## PROBLEM TO SOLVE
In the copy, include every entry exactly but none of the pictures.
** start INPUT DATA **
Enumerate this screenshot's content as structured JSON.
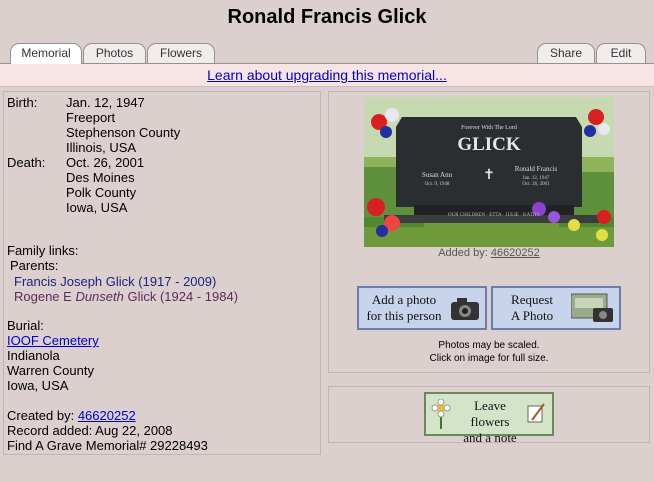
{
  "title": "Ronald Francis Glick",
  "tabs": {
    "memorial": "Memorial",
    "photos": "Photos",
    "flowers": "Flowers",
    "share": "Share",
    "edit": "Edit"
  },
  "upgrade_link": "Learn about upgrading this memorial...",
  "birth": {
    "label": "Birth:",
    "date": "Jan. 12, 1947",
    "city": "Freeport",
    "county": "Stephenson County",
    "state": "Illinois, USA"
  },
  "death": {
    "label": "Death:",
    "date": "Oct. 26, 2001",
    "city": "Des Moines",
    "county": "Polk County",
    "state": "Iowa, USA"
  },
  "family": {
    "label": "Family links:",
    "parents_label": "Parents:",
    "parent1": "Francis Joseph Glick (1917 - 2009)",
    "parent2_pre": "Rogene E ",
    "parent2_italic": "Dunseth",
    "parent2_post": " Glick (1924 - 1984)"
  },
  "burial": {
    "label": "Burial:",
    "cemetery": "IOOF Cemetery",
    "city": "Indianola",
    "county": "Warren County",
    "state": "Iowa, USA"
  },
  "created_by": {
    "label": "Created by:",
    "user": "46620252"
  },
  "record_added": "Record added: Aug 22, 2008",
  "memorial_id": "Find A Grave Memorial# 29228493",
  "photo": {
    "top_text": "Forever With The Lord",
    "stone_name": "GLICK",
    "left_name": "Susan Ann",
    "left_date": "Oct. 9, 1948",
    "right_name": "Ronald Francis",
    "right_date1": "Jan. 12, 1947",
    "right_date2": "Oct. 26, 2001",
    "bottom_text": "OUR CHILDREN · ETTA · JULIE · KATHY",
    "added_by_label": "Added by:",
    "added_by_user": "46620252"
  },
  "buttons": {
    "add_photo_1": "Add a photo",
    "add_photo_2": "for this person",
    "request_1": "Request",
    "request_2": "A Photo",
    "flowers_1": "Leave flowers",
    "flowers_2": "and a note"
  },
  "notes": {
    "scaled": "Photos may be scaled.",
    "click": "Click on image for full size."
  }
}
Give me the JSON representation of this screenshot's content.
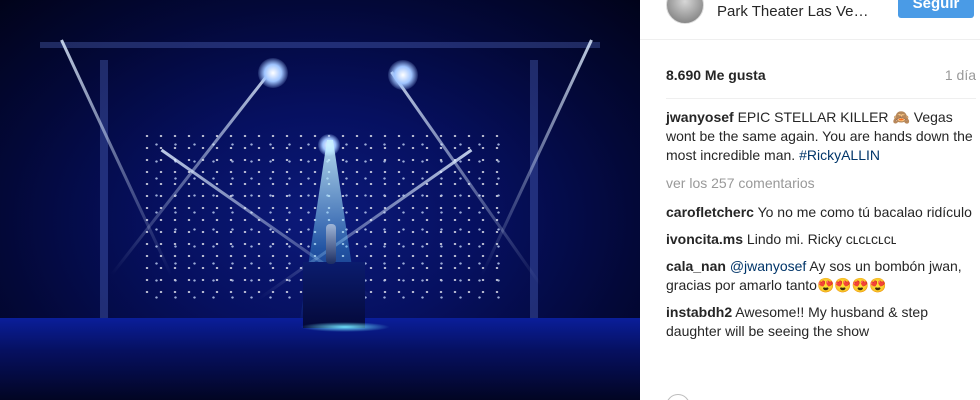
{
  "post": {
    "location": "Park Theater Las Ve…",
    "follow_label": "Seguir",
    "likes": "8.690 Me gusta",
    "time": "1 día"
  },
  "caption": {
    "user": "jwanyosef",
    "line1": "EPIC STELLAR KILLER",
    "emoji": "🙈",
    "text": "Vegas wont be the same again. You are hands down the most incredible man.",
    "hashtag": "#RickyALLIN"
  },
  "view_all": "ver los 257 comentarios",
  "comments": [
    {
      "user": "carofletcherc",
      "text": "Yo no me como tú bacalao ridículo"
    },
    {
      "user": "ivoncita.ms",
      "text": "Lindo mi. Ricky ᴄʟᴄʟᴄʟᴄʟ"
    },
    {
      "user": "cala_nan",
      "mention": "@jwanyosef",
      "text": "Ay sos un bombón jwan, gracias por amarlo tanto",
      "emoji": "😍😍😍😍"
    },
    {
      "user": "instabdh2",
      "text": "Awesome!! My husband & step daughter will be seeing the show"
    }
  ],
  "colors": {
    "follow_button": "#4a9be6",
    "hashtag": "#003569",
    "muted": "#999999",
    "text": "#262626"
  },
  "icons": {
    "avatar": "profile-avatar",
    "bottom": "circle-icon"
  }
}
** end INPUT DATA **
## TASK SOLUTION
Enumerate this screenshot's content as structured JSON.
{
  "title": "Ronald Francis Glick",
  "tabs": {
    "memorial": "Memorial",
    "photos": "Photos",
    "flowers": "Flowers",
    "share": "Share",
    "edit": "Edit"
  },
  "upgrade_link": "Learn about upgrading this memorial...",
  "birth": {
    "label": "Birth:",
    "date": "Jan. 12, 1947",
    "city": "Freeport",
    "county": "Stephenson County",
    "state": "Illinois, USA"
  },
  "death": {
    "label": "Death:",
    "date": "Oct. 26, 2001",
    "city": "Des Moines",
    "county": "Polk County",
    "state": "Iowa, USA"
  },
  "family": {
    "label": "Family links:",
    "parents_label": "Parents:",
    "parent1": "Francis Joseph Glick (1917 - 2009)",
    "parent2_pre": "Rogene E ",
    "parent2_italic": "Dunseth",
    "parent2_post": " Glick (1924 - 1984)"
  },
  "burial": {
    "label": "Burial:",
    "cemetery": "IOOF Cemetery",
    "city": "Indianola",
    "county": "Warren County",
    "state": "Iowa, USA"
  },
  "created_by": {
    "label": "Created by:",
    "user": "46620252"
  },
  "record_added": "Record added: Aug 22, 2008",
  "memorial_id": "Find A Grave Memorial# 29228493",
  "photo": {
    "top_text": "Forever With The Lord",
    "stone_name": "GLICK",
    "left_name": "Susan Ann",
    "left_date": "Oct. 9, 1948",
    "right_name": "Ronald Francis",
    "right_date1": "Jan. 12, 1947",
    "right_date2": "Oct. 26, 2001",
    "bottom_text": "OUR CHILDREN · ETTA · JULIE · KATHY",
    "added_by_label": "Added by:",
    "added_by_user": "46620252"
  },
  "buttons": {
    "add_photo_1": "Add a photo",
    "add_photo_2": "for this person",
    "request_1": "Request",
    "request_2": "A Photo",
    "flowers_1": "Leave flowers",
    "flowers_2": "and a note"
  },
  "notes": {
    "scaled": "Photos may be scaled.",
    "click": "Click on image for full size."
  }
}
Give me the JSON representation of this screenshot's content.
{
  "post": {
    "location": "Park Theater Las Ve…",
    "follow_label": "Seguir",
    "likes": "8.690 Me gusta",
    "time": "1 día"
  },
  "caption": {
    "user": "jwanyosef",
    "line1": "EPIC STELLAR KILLER",
    "emoji": "🙈",
    "text": "Vegas wont be the same again. You are hands down the most incredible man.",
    "hashtag": "#RickyALLIN"
  },
  "view_all": "ver los 257 comentarios",
  "comments": [
    {
      "user": "carofletcherc",
      "text": "Yo no me como tú bacalao ridículo"
    },
    {
      "user": "ivoncita.ms",
      "text": "Lindo mi. Ricky ᴄʟᴄʟᴄʟᴄʟ"
    },
    {
      "user": "cala_nan",
      "mention": "@jwanyosef",
      "text": "Ay sos un bombón jwan, gracias por amarlo tanto",
      "emoji": "😍😍😍😍"
    },
    {
      "user": "instabdh2",
      "text": "Awesome!! My husband & step daughter will be seeing the show"
    }
  ],
  "colors": {
    "follow_button": "#4a9be6",
    "hashtag": "#003569",
    "muted": "#999999",
    "text": "#262626"
  },
  "icons": {
    "avatar": "profile-avatar",
    "bottom": "circle-icon"
  }
}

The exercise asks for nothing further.